--- Start Raw data ---

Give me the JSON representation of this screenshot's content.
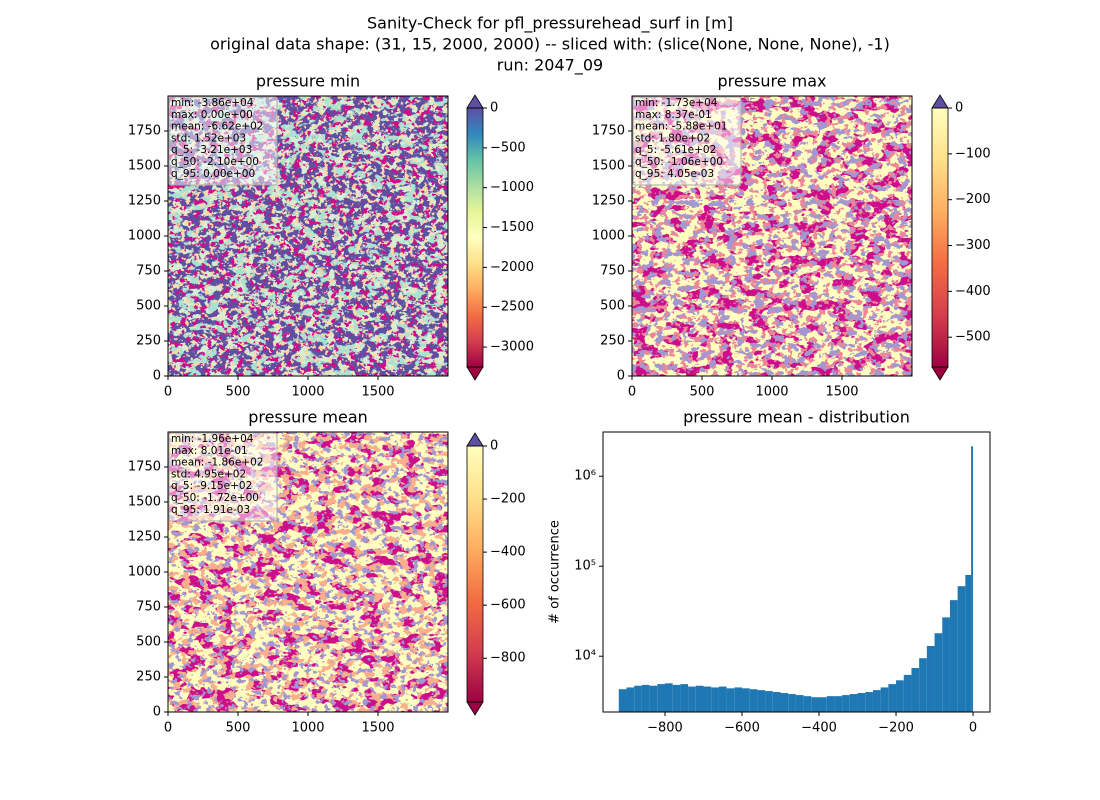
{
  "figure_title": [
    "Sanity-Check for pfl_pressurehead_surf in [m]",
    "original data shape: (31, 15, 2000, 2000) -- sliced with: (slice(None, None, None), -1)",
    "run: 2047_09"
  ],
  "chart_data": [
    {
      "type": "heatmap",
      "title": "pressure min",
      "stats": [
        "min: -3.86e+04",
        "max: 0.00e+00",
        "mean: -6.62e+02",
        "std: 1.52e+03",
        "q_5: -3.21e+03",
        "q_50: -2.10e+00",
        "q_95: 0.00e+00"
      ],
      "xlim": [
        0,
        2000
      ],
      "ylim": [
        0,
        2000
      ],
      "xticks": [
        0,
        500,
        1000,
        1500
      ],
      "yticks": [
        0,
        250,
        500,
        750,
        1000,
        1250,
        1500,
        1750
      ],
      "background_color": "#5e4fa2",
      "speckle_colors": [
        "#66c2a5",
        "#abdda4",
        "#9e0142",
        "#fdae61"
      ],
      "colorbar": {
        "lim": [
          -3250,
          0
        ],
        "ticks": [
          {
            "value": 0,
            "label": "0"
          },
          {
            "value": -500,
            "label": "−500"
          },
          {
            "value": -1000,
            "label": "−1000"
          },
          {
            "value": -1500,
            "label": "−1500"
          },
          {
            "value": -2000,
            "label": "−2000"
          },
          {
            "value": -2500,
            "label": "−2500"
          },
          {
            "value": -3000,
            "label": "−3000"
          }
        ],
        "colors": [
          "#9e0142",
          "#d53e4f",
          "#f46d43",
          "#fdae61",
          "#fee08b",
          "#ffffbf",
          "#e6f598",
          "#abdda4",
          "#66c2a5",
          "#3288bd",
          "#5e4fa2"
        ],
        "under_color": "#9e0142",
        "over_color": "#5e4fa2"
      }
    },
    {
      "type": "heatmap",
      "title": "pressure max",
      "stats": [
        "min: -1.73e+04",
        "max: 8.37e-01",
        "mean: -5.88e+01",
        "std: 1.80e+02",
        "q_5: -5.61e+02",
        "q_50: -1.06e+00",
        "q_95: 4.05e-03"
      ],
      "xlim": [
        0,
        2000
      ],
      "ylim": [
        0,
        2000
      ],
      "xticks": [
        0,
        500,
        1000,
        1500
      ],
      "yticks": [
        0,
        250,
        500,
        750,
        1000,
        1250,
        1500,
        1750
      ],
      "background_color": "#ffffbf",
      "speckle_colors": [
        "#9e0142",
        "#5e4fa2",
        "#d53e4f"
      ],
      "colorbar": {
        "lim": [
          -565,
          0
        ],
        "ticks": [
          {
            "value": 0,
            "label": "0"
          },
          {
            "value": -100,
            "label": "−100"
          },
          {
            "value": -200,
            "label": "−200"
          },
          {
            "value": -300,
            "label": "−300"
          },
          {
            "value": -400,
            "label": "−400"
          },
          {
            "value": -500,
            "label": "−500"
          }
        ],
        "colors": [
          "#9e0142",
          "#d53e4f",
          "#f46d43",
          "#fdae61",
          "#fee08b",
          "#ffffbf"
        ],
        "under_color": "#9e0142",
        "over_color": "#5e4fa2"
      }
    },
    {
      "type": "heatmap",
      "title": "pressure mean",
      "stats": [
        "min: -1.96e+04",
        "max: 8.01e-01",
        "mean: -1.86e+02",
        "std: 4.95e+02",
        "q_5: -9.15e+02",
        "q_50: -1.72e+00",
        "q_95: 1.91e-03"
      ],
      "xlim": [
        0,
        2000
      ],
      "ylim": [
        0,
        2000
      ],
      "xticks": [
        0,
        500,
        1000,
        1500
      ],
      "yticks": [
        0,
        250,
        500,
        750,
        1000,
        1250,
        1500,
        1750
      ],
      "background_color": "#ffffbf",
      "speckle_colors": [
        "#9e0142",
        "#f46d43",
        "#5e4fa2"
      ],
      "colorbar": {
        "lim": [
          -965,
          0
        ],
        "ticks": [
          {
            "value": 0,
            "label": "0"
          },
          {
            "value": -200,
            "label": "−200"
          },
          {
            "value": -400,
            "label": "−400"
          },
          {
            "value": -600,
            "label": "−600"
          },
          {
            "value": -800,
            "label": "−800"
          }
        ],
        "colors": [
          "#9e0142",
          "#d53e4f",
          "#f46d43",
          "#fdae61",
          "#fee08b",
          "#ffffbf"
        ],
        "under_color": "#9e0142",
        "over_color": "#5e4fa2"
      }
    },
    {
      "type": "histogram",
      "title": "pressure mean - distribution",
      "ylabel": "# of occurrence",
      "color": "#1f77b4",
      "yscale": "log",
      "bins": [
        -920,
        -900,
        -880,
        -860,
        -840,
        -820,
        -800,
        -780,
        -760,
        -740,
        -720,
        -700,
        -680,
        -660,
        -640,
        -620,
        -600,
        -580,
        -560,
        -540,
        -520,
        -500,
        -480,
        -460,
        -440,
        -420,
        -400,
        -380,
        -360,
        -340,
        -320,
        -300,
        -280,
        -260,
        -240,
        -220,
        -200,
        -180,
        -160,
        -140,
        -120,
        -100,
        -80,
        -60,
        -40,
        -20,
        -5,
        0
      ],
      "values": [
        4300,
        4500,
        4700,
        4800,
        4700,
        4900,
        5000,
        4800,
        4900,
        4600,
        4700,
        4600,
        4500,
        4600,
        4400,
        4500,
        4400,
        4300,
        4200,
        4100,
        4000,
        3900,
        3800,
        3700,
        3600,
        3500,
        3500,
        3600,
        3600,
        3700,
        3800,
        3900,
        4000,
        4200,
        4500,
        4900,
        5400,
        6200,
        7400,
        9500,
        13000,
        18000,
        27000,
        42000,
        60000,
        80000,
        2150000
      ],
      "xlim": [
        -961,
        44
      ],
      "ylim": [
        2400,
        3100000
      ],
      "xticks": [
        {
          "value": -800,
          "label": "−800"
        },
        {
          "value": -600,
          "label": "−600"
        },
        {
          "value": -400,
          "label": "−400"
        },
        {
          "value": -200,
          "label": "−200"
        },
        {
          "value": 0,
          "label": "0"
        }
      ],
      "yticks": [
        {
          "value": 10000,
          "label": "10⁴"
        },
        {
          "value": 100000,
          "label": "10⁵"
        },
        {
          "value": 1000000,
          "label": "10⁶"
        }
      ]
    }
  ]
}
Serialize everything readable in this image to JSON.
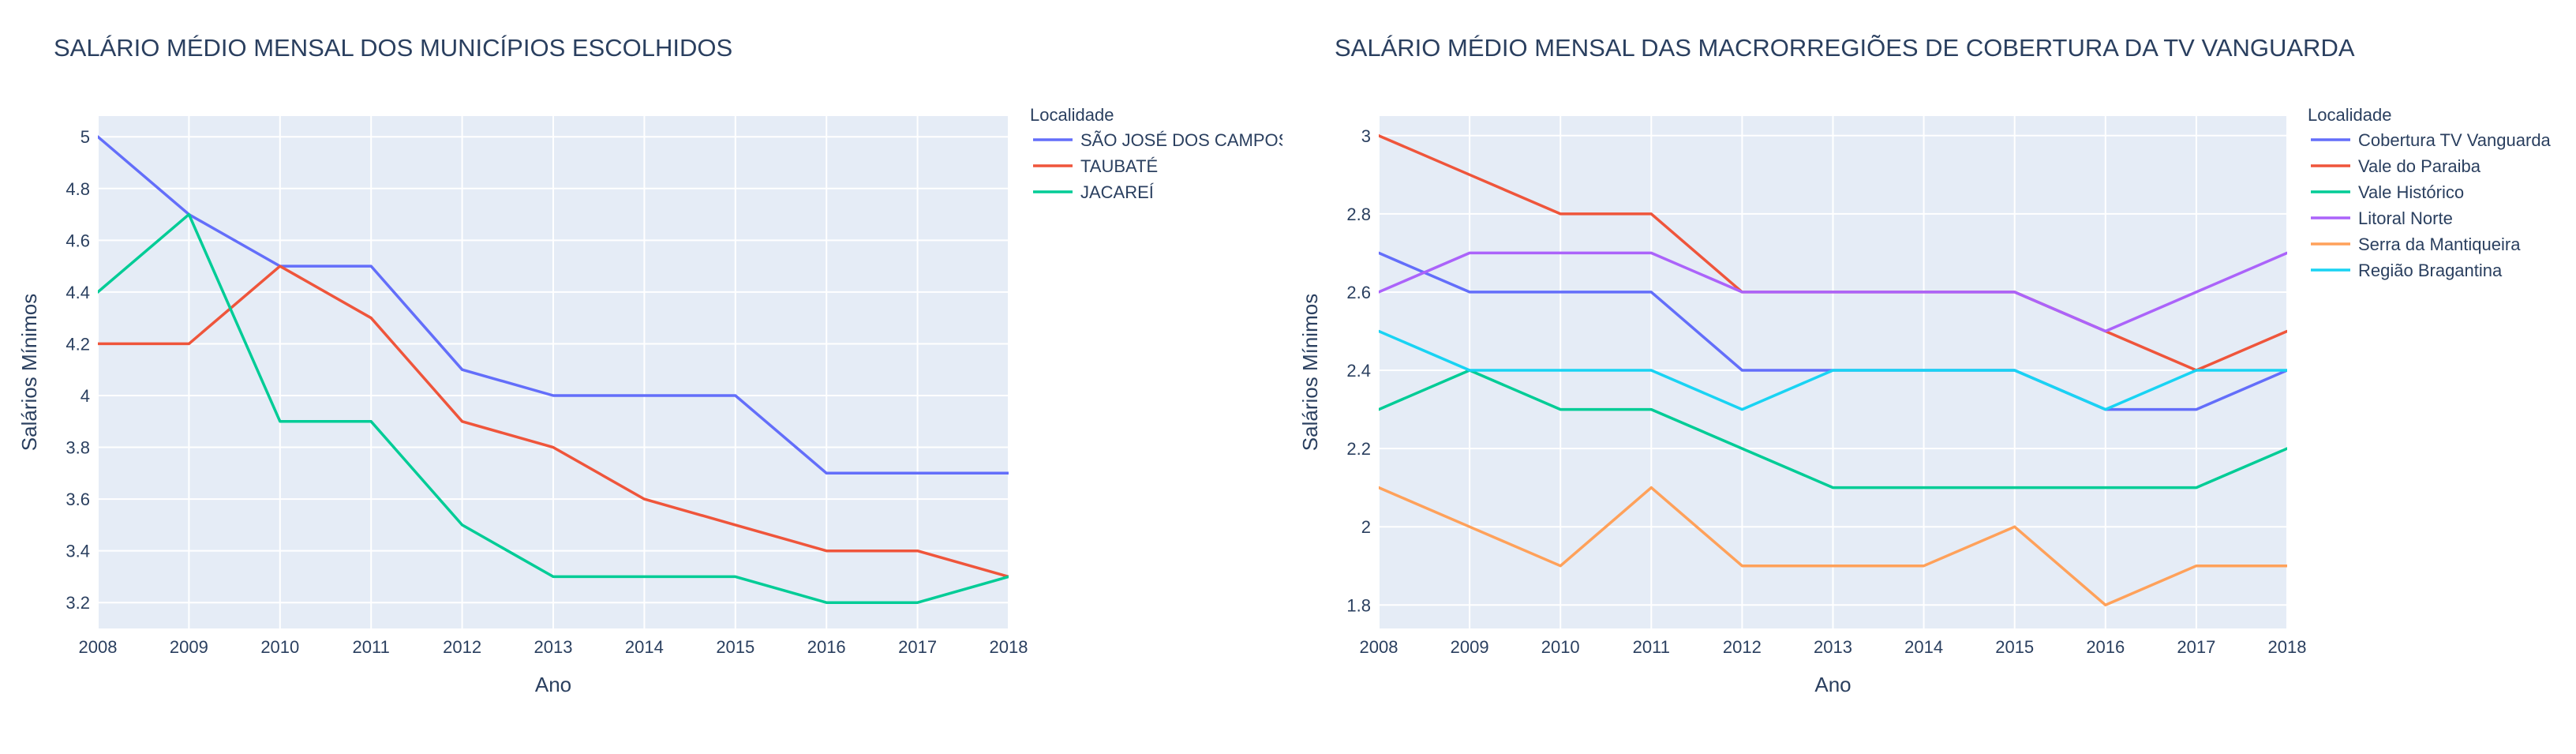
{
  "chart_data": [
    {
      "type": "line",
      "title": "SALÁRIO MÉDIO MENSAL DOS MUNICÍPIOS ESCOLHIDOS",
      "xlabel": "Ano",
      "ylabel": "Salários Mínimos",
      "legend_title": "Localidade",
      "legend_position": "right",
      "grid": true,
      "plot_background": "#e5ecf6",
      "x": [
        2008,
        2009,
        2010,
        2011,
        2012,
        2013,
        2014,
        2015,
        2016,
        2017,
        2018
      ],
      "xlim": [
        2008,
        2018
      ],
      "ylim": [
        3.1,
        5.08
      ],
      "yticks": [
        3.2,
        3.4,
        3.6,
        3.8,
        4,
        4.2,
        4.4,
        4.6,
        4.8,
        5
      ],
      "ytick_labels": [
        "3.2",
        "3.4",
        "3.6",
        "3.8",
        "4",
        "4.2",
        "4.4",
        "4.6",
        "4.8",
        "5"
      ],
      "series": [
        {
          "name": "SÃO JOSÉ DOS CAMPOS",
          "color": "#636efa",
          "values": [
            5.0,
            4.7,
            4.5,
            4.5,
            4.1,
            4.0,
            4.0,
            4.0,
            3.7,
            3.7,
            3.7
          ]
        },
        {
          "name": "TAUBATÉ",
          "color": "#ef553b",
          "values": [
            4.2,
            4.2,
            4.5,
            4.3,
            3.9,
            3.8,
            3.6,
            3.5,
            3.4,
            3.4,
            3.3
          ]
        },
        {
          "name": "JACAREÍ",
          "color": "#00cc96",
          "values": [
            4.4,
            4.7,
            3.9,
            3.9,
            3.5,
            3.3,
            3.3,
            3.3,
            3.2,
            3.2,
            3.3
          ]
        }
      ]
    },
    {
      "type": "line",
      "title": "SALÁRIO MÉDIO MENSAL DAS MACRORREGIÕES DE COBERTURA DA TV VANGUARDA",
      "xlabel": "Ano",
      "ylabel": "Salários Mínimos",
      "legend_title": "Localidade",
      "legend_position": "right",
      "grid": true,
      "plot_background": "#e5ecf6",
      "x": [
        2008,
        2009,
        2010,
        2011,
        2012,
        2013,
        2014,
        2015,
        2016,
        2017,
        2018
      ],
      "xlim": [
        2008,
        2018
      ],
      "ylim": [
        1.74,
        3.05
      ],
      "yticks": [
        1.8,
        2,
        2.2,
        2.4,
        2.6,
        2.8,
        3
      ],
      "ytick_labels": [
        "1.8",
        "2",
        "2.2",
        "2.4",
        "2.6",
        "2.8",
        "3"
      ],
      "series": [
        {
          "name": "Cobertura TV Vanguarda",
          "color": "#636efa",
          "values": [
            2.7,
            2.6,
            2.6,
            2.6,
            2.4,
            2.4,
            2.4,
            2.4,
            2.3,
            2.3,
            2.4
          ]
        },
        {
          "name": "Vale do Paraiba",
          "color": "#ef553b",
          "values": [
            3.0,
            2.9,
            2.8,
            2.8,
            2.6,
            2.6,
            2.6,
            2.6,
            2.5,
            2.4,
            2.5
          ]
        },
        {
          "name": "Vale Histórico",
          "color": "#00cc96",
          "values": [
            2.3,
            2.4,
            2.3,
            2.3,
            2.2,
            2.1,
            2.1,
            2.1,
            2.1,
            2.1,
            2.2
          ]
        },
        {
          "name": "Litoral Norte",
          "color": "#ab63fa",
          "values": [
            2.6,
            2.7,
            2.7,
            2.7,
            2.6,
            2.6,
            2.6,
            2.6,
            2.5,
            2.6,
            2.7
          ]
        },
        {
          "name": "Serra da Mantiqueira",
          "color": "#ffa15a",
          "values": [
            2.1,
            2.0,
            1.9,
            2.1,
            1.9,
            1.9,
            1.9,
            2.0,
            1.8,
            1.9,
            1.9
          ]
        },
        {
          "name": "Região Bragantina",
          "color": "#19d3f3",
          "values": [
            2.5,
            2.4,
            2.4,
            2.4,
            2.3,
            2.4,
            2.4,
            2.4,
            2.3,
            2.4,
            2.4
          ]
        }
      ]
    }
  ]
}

--- End Raw data ---

» **Exercise instructions**
Track down every line of the material containing the string "JSON", and copy it.

» **The response**
Give me the JSON representation of this screenshot's content.
Serialize everything readable in this image to JSON.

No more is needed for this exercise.